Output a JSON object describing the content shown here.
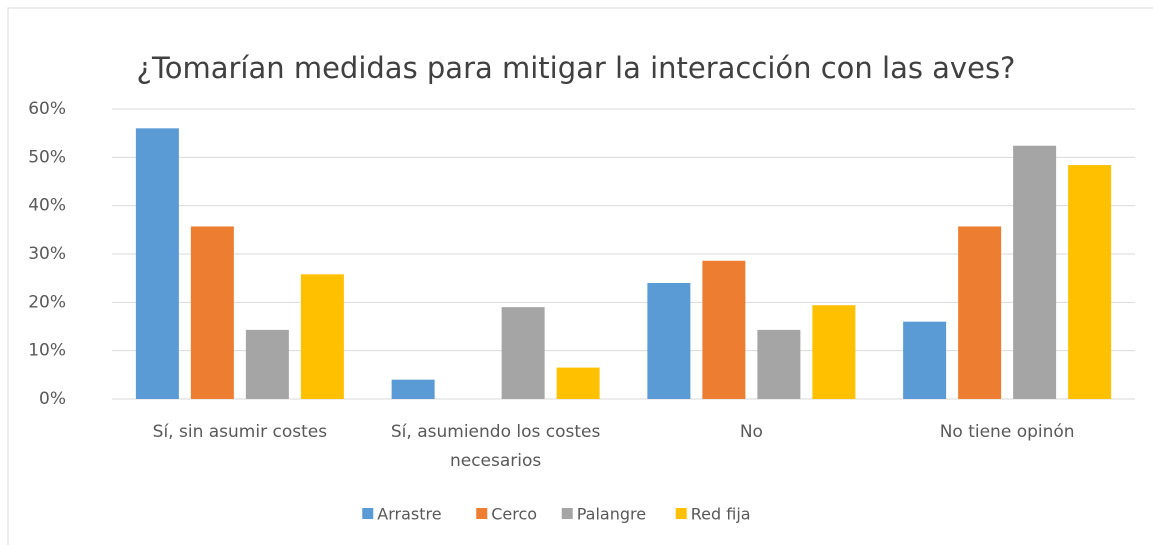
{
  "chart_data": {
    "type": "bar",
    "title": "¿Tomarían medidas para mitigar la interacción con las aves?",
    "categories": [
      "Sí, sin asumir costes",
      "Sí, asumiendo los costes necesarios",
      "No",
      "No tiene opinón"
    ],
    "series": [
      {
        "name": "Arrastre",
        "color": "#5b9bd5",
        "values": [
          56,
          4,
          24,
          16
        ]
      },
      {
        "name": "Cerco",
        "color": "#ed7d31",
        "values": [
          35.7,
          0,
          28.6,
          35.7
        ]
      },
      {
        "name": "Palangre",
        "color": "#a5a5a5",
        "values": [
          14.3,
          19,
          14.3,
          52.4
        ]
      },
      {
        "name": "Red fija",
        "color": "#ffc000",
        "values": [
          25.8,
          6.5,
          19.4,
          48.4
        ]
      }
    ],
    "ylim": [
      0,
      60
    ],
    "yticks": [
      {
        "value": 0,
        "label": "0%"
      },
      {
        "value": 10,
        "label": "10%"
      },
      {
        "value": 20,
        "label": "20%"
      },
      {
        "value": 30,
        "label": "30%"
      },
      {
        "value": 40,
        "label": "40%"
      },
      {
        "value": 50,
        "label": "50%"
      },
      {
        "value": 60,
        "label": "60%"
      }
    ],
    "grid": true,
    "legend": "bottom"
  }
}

▶ [Problem to solve]: Pictures appear in the records above. Output everything except them, exactly.

▶ [Output for this task]:
Output a JSON object describing the content shown here.
{
  "chart_data": {
    "type": "bar",
    "title": "¿Tomarían medidas para mitigar la interacción con las aves?",
    "categories": [
      "Sí, sin asumir costes",
      "Sí, asumiendo los costes necesarios",
      "No",
      "No tiene opinón"
    ],
    "series": [
      {
        "name": "Arrastre",
        "color": "#5b9bd5",
        "values": [
          56,
          4,
          24,
          16
        ]
      },
      {
        "name": "Cerco",
        "color": "#ed7d31",
        "values": [
          35.7,
          0,
          28.6,
          35.7
        ]
      },
      {
        "name": "Palangre",
        "color": "#a5a5a5",
        "values": [
          14.3,
          19,
          14.3,
          52.4
        ]
      },
      {
        "name": "Red fija",
        "color": "#ffc000",
        "values": [
          25.8,
          6.5,
          19.4,
          48.4
        ]
      }
    ],
    "ylim": [
      0,
      60
    ],
    "yticks": [
      {
        "value": 0,
        "label": "0%"
      },
      {
        "value": 10,
        "label": "10%"
      },
      {
        "value": 20,
        "label": "20%"
      },
      {
        "value": 30,
        "label": "30%"
      },
      {
        "value": 40,
        "label": "40%"
      },
      {
        "value": 50,
        "label": "50%"
      },
      {
        "value": 60,
        "label": "60%"
      }
    ],
    "grid": true,
    "legend": "bottom"
  }
}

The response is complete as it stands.